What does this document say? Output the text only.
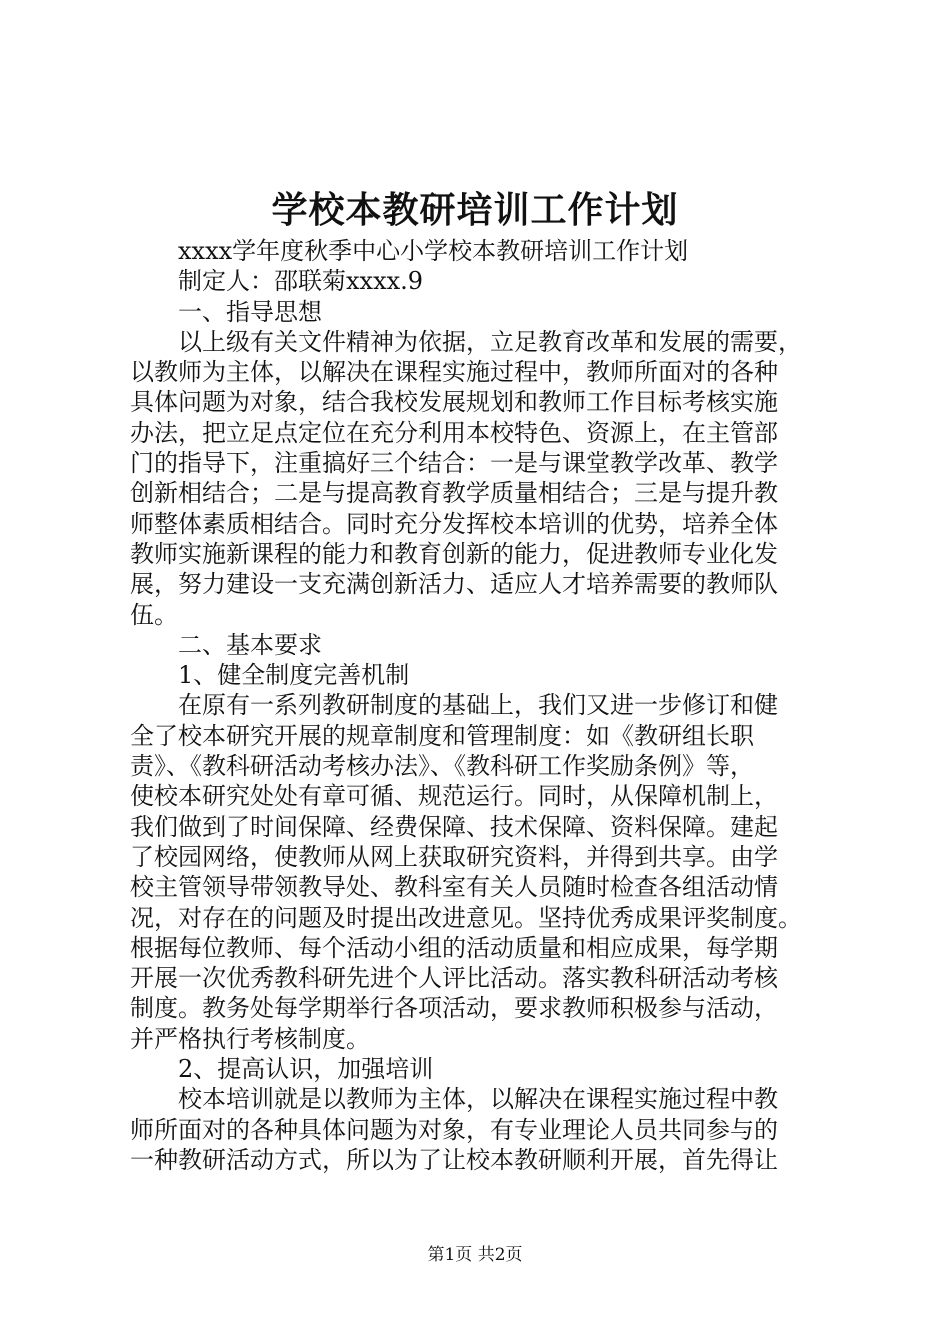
学校本教研培训工作计划
xxxx学年度秋季中心小学校本教研培训工作计划
制定人：邵联菊xxxx.9
一、指导思想
以上级有关文件精神为依据，立足教育改革和发展的需要，
以教师为主体，以解决在课程实施过程中，教师所面对的各种
具体问题为对象，结合我校发展规划和教师工作目标考核实施
办法，把立足点定位在充分利用本校特色、资源上，在主管部
门的指导下，注重搞好三个结合：一是与课堂教学改革、教学
创新相结合；二是与提高教育教学质量相结合；三是与提升教
师整体素质相结合。同时充分发挥校本培训的优势，培养全体
教师实施新课程的能力和教育创新的能力，促进教师专业化发
展，努力建设一支充满创新活力、适应人才培养需要的教师队
伍。
二、基本要求
1、健全制度完善机制
在原有一系列教研制度的基础上，我们又进一步修订和健
全了校本研究开展的规章制度和管理制度：如《教研组长职
责》、《教科研活动考核办法》、《教科研工作奖励条例》等，
使校本研究处处有章可循、规范运行。同时，从保障机制上，
我们做到了时间保障、经费保障、技术保障、资料保障。建起
了校园网络，使教师从网上获取研究资料，并得到共享。由学
校主管领导带领教导处、教科室有关人员随时检查各组活动情
况，对存在的问题及时提出改进意见。坚持优秀成果评奖制度。
根据每位教师、每个活动小组的活动质量和相应成果，每学期
开展一次优秀教科研先进个人评比活动。落实教科研活动考核
制度。教务处每学期举行各项活动，要求教师积极参与活动，
并严格执行考核制度。
2、提高认识，加强培训
校本培训就是以教师为主体，以解决在课程实施过程中教
师所面对的各种具体问题为对象，有专业理论人员共同参与的
一种教研活动方式，所以为了让校本教研顺利开展，首先得让
第1页 共2页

☆ ☆ ☆

EXERCISE GOAL:
Copy the records exactly. Skip the pictures.

EXPECTED OUTPUT:
What does this document say? Output the text only.
学校本教研培训工作计划
xxxx学年度秋季中心小学校本教研培训工作计划
制定人：邵联菊xxxx.9
一、指导思想
以上级有关文件精神为依据，立足教育改革和发展的需要，
以教师为主体，以解决在课程实施过程中，教师所面对的各种
具体问题为对象，结合我校发展规划和教师工作目标考核实施
办法，把立足点定位在充分利用本校特色、资源上，在主管部
门的指导下，注重搞好三个结合：一是与课堂教学改革、教学
创新相结合；二是与提高教育教学质量相结合；三是与提升教
师整体素质相结合。同时充分发挥校本培训的优势，培养全体
教师实施新课程的能力和教育创新的能力，促进教师专业化发
展，努力建设一支充满创新活力、适应人才培养需要的教师队
伍。
二、基本要求
1、健全制度完善机制
在原有一系列教研制度的基础上，我们又进一步修订和健
全了校本研究开展的规章制度和管理制度：如《教研组长职
责》、《教科研活动考核办法》、《教科研工作奖励条例》等，
使校本研究处处有章可循、规范运行。同时，从保障机制上，
我们做到了时间保障、经费保障、技术保障、资料保障。建起
了校园网络，使教师从网上获取研究资料，并得到共享。由学
校主管领导带领教导处、教科室有关人员随时检查各组活动情
况，对存在的问题及时提出改进意见。坚持优秀成果评奖制度。
根据每位教师、每个活动小组的活动质量和相应成果，每学期
开展一次优秀教科研先进个人评比活动。落实教科研活动考核
制度。教务处每学期举行各项活动，要求教师积极参与活动，
并严格执行考核制度。
2、提高认识，加强培训
校本培训就是以教师为主体，以解决在课程实施过程中教
师所面对的各种具体问题为对象，有专业理论人员共同参与的
一种教研活动方式，所以为了让校本教研顺利开展，首先得让
第1页 共2页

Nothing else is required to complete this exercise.